Those who are successful in their incubation stage become people magnets, bringing home heightened levels of self-awareness, self-management, self-mastery, and attuned relationships. They become guidance for friends and family in ways that give people a sense of clarity, enthusiasm, and direction that encourages flexibility, upbeat feelings, and leadership.

What is self-awareness? Self-awareness means being able to achieve a deep understanding of one’s emotions, strengths, limitations, and values. Once you achieve self-awareness, you feel more realistic about your goals and what you could achieve in life; you become more honest with yourself.
What is self-management? Self-management means being able to manage our own emotions and not letting them control us. Those who also achieve heightened awareness are also aware of those who try to control and manipulate them: a manipulative partner, a controlling authority, an ambitious subordinate, a backstabbing competitive coworker, and an insecure person. If they were free from problems, pain, suffering, affliction, neurosis, psychosis, paranoia, fear, tension, anxiety, etc., they would not be manipulative. The practical approach toward them is to help them overcome their problems so you can live in peace and happiness.
○ ○ ○ ○
▸ Request: How does the passage on self-awareness define self-management? The entries that follow come from a separate source unrelated to the passage on self-awareness.
○ ○ ○ ○
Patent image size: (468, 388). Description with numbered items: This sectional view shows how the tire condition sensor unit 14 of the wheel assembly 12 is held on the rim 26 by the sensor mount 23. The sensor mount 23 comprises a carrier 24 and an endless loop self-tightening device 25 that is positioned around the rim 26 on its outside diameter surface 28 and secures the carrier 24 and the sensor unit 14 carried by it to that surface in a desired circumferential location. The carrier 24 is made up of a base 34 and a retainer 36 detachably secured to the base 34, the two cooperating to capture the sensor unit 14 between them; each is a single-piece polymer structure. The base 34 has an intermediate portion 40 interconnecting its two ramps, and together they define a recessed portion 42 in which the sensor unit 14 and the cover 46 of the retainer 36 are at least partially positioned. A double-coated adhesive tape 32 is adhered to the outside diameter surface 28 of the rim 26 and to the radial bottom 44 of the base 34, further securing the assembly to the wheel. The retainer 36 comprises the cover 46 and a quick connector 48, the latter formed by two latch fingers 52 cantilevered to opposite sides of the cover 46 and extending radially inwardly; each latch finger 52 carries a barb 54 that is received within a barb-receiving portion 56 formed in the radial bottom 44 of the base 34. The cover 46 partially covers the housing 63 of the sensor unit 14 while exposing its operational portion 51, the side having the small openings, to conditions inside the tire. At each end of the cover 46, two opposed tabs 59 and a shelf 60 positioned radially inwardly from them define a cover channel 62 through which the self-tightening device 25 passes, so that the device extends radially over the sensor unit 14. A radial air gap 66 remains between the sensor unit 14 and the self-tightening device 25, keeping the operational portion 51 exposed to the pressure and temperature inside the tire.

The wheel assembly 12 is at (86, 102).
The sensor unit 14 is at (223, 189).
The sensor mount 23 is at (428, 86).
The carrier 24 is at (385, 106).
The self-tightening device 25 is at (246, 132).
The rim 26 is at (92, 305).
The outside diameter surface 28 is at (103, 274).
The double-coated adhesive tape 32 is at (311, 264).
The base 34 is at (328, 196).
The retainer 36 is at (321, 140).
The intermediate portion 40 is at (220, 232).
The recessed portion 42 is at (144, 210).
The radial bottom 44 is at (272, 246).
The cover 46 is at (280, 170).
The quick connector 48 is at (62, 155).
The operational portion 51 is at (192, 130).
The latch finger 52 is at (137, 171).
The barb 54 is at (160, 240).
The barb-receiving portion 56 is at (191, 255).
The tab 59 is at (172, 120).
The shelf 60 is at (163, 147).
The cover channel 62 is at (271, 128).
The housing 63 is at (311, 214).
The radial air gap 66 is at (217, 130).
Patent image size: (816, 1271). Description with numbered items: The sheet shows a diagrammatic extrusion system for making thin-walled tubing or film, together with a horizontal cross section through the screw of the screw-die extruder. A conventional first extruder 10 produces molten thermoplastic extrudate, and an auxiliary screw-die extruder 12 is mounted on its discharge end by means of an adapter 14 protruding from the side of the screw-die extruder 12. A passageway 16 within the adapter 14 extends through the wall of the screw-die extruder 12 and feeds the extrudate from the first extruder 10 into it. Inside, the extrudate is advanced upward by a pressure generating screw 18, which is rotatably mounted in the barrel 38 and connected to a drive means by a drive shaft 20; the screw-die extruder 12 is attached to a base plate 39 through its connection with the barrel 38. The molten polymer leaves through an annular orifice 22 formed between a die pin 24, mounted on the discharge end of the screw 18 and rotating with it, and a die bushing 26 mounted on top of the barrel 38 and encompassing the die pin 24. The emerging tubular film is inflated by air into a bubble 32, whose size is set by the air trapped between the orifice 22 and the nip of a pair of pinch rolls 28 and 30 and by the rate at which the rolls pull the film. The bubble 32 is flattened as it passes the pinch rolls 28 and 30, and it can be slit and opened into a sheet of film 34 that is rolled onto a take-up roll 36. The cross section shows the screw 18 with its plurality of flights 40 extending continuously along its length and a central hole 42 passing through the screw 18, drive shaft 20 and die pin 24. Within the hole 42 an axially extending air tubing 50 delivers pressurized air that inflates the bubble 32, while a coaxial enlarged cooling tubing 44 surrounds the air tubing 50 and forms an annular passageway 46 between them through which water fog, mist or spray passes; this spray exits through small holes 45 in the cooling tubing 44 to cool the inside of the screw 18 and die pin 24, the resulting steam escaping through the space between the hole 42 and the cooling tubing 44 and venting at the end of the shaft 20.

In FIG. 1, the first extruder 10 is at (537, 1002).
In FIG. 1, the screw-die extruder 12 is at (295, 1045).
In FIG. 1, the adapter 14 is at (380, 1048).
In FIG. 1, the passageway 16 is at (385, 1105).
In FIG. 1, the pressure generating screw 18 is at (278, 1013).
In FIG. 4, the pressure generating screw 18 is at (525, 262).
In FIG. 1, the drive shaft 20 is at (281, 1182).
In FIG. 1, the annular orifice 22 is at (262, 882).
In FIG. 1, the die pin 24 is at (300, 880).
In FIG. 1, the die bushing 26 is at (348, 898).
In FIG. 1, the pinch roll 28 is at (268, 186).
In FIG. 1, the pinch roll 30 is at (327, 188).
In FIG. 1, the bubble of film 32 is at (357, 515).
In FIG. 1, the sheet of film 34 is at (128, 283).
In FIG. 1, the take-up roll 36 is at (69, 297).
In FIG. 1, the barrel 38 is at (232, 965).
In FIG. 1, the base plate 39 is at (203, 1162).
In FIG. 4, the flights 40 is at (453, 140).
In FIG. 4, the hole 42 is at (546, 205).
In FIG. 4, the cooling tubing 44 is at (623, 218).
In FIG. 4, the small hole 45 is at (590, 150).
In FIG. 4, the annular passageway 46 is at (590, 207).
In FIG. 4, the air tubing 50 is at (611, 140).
○ ○ ○ ○
▸ Response below: Self-management means being able to manage our own emotions and not letting them control us.